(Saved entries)
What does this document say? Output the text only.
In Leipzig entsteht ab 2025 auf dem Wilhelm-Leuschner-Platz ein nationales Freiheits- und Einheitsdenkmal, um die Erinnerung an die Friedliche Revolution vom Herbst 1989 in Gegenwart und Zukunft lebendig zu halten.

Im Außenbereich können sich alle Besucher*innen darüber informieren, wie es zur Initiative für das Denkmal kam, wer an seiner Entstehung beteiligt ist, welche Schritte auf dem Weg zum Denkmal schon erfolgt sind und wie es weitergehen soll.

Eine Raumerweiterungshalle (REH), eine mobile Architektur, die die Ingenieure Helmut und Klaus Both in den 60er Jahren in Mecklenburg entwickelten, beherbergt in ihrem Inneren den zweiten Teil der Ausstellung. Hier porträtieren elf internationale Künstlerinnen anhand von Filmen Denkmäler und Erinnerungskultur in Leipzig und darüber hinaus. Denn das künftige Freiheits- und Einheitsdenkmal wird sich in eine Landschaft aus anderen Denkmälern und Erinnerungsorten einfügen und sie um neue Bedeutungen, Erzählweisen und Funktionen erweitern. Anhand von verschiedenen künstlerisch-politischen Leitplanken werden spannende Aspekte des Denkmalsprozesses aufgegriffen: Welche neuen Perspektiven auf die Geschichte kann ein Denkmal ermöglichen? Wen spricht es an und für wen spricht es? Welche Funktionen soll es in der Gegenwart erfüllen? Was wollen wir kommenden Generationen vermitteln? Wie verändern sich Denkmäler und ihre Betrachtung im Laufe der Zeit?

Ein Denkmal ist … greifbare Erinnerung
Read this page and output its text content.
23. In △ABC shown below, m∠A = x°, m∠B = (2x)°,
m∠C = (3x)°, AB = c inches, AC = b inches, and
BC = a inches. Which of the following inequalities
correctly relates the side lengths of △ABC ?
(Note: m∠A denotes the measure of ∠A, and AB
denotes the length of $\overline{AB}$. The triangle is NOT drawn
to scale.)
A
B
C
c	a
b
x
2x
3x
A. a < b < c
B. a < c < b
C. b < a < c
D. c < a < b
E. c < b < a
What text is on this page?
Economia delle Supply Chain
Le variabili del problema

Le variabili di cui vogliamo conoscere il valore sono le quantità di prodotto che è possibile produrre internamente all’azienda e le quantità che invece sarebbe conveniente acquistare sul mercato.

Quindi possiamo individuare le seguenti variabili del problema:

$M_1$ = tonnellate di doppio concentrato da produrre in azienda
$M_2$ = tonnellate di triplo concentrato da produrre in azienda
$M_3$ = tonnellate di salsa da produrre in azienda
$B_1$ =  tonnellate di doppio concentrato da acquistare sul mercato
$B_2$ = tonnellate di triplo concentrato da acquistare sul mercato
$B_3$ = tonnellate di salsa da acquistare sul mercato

* **Exercise goal**
Each entry is to be returned in full, character for character.

* **Exercise solution**
What does this document say? Output the text only.
In Leipzig entsteht ab 2025 auf dem Wilhelm-Leuschner-Platz ein nationales Freiheits- und Einheitsdenkmal, um die Erinnerung an die Friedliche Revolution vom Herbst 1989 in Gegenwart und Zukunft lebendig zu halten.

Im Außenbereich können sich alle Besucher*innen darüber informieren, wie es zur Initiative für das Denkmal kam, wer an seiner Entstehung beteiligt ist, welche Schritte auf dem Weg zum Denkmal schon erfolgt sind und wie es weitergehen soll.

Eine Raumerweiterungshalle (REH), eine mobile Architektur, die die Ingenieure Helmut und Klaus Both in den 60er Jahren in Mecklenburg entwickelten, beherbergt in ihrem Inneren den zweiten Teil der Ausstellung. Hier porträtieren elf internationale Künstlerinnen anhand von Filmen Denkmäler und Erinnerungskultur in Leipzig und darüber hinaus. Denn das künftige Freiheits- und Einheitsdenkmal wird sich in eine Landschaft aus anderen Denkmälern und Erinnerungsorten einfügen und sie um neue Bedeutungen, Erzählweisen und Funktionen erweitern. Anhand von verschiedenen künstlerisch-politischen Leitplanken werden spannende Aspekte des Denkmalsprozesses aufgegriffen: Welche neuen Perspektiven auf die Geschichte kann ein Denkmal ermöglichen? Wen spricht es an und für wen spricht es? Welche Funktionen soll es in der Gegenwart erfüllen? Was wollen wir kommenden Generationen vermitteln? Wie verändern sich Denkmäler und ihre Betrachtung im Laufe der Zeit?

Ein Denkmal ist … greifbare Erinnerung
Read this page and output its text content.
23. In △ABC shown below, m∠A = x°, m∠B = (2x)°,
m∠C = (3x)°, AB = c inches, AC = b inches, and
BC = a inches. Which of the following inequalities
correctly relates the side lengths of △ABC ?
(Note: m∠A denotes the measure of ∠A, and AB
denotes the length of $\overline{AB}$. The triangle is NOT drawn
to scale.)
A
B
C
c	a
b
x
2x
3x
A. a < b < c
B. a < c < b
C. b < a < c
D. c < a < b
E. c < b < a
What text is on this page?
Economia delle Supply Chain
Le variabili del problema

Le variabili di cui vogliamo conoscere il valore sono le quantità di prodotto che è possibile produrre internamente all’azienda e le quantità che invece sarebbe conveniente acquistare sul mercato.

Quindi possiamo individuare le seguenti variabili del problema:

$M_1$ = tonnellate di doppio concentrato da produrre in azienda
$M_2$ = tonnellate di triplo concentrato da produrre in azienda
$M_3$ = tonnellate di salsa da produrre in azienda
$B_1$ =  tonnellate di doppio concentrato da acquistare sul mercato
$B_2$ = tonnellate di triplo concentrato da acquistare sul mercato
$B_3$ = tonnellate di salsa da acquistare sul mercato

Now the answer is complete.